--- Tarefa escrita 1 ---
Substitua "Facebook" por "Instagram" no texto sobre a morte on-line, reescrevendo a parte que vai de "Cristina Galindo" a "ganham formato eletrônico.", inclusive.

Acadêmica analisa as formas como os falecimentos reais se manifestam na rede

Cristina Galindo
Stine Gotved.
Stine Gotved.

A Internet é um mundo no qual as pessoas passam cada vez mais tempo das suas vidas (em modo virtual). E onde, obviamente, também se morre ou, dependendo do ponto de vista, se vive para sempre. Stine Gotved, cibersocióloga e professora da IT University, de Copenhague, estuda como as mortes reais se manifestam na rede mundial de computadores. Em 2012, ela criou um grupo internacional de pesquisa sobre a morte on-line, que reúne atualmente 60 especialistas do mundo todo voltados para esta nova realidade em que os filhos herdam os perfis dos seus pais no Facebook, pode-se acessar de forma automática a informação virtual sobre o falecido através de códigos gravados nas lápides e os livros de condolências ganham formato eletrônico.

--- Registros da tarefa ---
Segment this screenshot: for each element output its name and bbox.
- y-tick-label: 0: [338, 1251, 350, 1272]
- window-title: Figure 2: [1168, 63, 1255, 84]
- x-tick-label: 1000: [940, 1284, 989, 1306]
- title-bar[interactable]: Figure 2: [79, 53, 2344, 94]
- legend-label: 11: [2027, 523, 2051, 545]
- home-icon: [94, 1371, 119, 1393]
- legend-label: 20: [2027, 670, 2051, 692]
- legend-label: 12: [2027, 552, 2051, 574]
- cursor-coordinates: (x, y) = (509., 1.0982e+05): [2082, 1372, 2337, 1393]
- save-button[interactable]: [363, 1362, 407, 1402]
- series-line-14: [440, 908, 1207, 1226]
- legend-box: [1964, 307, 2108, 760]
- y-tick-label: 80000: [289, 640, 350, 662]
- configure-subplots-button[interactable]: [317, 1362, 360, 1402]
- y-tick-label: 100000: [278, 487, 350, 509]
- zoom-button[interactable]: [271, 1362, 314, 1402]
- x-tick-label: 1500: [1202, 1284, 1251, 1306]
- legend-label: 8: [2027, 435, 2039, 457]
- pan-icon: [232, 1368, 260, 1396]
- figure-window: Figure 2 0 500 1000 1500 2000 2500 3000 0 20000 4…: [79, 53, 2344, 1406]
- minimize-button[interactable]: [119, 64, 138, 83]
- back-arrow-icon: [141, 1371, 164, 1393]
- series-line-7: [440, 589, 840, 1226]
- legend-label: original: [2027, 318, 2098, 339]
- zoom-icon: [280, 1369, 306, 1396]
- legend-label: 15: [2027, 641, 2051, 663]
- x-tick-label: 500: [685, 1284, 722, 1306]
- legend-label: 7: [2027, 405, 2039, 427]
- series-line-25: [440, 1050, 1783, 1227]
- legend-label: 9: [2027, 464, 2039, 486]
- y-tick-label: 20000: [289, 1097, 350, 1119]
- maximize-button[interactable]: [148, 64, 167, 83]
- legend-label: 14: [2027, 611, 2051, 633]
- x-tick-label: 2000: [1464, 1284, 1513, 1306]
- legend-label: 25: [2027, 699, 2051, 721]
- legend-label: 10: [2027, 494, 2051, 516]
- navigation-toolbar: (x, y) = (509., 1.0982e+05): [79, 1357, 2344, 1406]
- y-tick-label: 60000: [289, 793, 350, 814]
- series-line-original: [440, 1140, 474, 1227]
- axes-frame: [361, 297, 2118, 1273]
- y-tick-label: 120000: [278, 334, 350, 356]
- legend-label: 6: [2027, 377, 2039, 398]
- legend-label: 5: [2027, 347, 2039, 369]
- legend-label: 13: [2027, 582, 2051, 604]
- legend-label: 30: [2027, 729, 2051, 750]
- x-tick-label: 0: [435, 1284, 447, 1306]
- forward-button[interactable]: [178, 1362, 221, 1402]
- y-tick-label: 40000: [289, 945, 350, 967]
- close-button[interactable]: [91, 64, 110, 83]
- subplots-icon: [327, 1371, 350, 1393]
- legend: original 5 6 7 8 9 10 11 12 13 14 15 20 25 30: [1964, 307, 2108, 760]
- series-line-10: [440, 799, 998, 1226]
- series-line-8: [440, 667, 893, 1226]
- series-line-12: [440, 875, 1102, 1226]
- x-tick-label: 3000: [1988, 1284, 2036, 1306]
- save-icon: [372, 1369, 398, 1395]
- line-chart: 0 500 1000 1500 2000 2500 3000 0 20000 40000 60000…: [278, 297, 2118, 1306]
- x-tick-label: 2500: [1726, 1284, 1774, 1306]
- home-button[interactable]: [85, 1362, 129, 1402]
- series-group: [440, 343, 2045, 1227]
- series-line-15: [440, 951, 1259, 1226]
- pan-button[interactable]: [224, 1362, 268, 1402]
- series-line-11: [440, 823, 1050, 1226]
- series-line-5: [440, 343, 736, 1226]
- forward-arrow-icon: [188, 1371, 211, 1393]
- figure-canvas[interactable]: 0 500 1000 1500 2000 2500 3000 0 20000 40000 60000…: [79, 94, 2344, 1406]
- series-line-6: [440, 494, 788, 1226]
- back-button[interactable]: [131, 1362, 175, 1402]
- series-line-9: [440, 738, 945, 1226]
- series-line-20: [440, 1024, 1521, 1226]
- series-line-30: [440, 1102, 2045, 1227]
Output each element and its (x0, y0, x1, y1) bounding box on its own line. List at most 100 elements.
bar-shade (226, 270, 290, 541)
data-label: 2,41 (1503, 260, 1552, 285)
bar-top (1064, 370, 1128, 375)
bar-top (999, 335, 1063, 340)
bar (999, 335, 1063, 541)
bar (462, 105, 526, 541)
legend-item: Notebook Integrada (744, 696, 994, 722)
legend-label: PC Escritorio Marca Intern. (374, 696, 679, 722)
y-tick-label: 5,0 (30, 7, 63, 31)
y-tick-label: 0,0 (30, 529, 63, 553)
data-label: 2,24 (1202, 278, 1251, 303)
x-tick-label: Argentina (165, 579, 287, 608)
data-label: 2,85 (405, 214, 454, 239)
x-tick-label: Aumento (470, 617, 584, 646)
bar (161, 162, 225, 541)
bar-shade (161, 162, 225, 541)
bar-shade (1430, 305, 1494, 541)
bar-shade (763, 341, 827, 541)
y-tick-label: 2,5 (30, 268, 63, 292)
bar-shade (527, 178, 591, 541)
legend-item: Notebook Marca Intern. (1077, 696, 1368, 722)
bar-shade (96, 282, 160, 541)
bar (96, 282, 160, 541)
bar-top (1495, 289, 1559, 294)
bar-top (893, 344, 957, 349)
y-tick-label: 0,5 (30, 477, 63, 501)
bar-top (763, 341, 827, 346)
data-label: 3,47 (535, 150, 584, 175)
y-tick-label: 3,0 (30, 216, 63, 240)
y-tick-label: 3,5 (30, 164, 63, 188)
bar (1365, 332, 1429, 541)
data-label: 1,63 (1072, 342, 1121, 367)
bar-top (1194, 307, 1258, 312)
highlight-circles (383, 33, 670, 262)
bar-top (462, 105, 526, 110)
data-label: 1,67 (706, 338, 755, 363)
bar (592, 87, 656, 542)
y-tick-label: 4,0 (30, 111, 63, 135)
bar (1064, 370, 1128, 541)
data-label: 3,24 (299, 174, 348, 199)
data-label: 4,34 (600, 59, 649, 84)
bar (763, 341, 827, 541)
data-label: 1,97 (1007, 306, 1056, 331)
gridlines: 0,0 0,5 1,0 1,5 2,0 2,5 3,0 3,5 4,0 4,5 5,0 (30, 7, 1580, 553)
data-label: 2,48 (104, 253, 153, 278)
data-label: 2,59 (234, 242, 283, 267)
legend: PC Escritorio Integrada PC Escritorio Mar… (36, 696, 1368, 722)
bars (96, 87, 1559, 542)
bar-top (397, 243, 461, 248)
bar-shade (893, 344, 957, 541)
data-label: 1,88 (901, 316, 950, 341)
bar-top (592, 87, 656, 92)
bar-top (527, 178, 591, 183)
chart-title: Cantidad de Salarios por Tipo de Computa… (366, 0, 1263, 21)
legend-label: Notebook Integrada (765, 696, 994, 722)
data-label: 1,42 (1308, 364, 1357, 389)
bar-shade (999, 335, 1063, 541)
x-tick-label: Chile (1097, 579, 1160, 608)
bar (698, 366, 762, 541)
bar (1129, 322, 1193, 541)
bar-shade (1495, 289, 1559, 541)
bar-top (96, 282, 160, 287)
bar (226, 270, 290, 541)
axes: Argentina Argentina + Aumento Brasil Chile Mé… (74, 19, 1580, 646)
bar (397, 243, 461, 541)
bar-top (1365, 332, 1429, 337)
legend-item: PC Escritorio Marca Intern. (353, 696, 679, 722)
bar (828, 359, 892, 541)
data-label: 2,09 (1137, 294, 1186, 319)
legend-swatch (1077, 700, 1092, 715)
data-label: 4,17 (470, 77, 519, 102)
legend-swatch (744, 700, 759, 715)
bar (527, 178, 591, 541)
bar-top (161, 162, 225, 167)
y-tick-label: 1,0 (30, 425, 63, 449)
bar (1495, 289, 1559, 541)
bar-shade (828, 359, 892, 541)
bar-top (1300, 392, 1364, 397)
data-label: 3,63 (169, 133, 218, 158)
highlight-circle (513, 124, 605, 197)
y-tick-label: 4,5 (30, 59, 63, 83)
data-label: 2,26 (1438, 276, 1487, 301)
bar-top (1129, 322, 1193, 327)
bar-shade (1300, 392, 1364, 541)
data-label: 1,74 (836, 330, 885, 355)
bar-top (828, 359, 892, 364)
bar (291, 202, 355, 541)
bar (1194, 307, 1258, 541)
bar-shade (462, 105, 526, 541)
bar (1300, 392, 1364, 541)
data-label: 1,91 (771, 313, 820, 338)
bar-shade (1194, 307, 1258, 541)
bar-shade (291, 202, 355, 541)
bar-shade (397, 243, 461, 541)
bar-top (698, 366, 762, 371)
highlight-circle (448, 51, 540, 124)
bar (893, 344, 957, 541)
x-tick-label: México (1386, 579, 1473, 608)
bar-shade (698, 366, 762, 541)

--- Tarefa escrita 2 ---
Repita sem nenhuma alteração as linhas dos registros acima, desde o início até a linha que contém "- legend-label: 20: [2027, 670, 2051, 692]", inclusive.

--- Resposta correta 1 ---
Cristina Galindo
Stine Gotved.
Stine Gotved.

A Internet é um mundo no qual as pessoas passam cada vez mais tempo das suas vidas (em modo virtual). E onde, obviamente, também se morre ou, dependendo do ponto de vista, se vive para sempre. Stine Gotved, cibersocióloga e professora da IT University, de Copenhague, estuda como as mortes reais se manifestam na rede mundial de computadores. Em 2012, ela criou um grupo internacional de pesquisa sobre a morte on-line, que reúne atualmente 60 especialistas do mundo todo voltados para esta nova realidade em que os filhos herdam os perfis dos seus pais no Instagram, pode-se acessar de forma automática a informação virtual sobre o falecido através de códigos gravados nas lápides e os livros de condolências ganham formato eletrônico.

--- Resposta correta 2 ---
Segment this screenshot: for each element output its name and bbox.
- y-tick-label: 0: [338, 1251, 350, 1272]
- window-title: Figure 2: [1168, 63, 1255, 84]
- x-tick-label: 1000: [940, 1284, 989, 1306]
- title-bar[interactable]: Figure 2: [79, 53, 2344, 94]
- legend-label: 11: [2027, 523, 2051, 545]
- home-icon: [94, 1371, 119, 1393]
- legend-label: 20: [2027, 670, 2051, 692]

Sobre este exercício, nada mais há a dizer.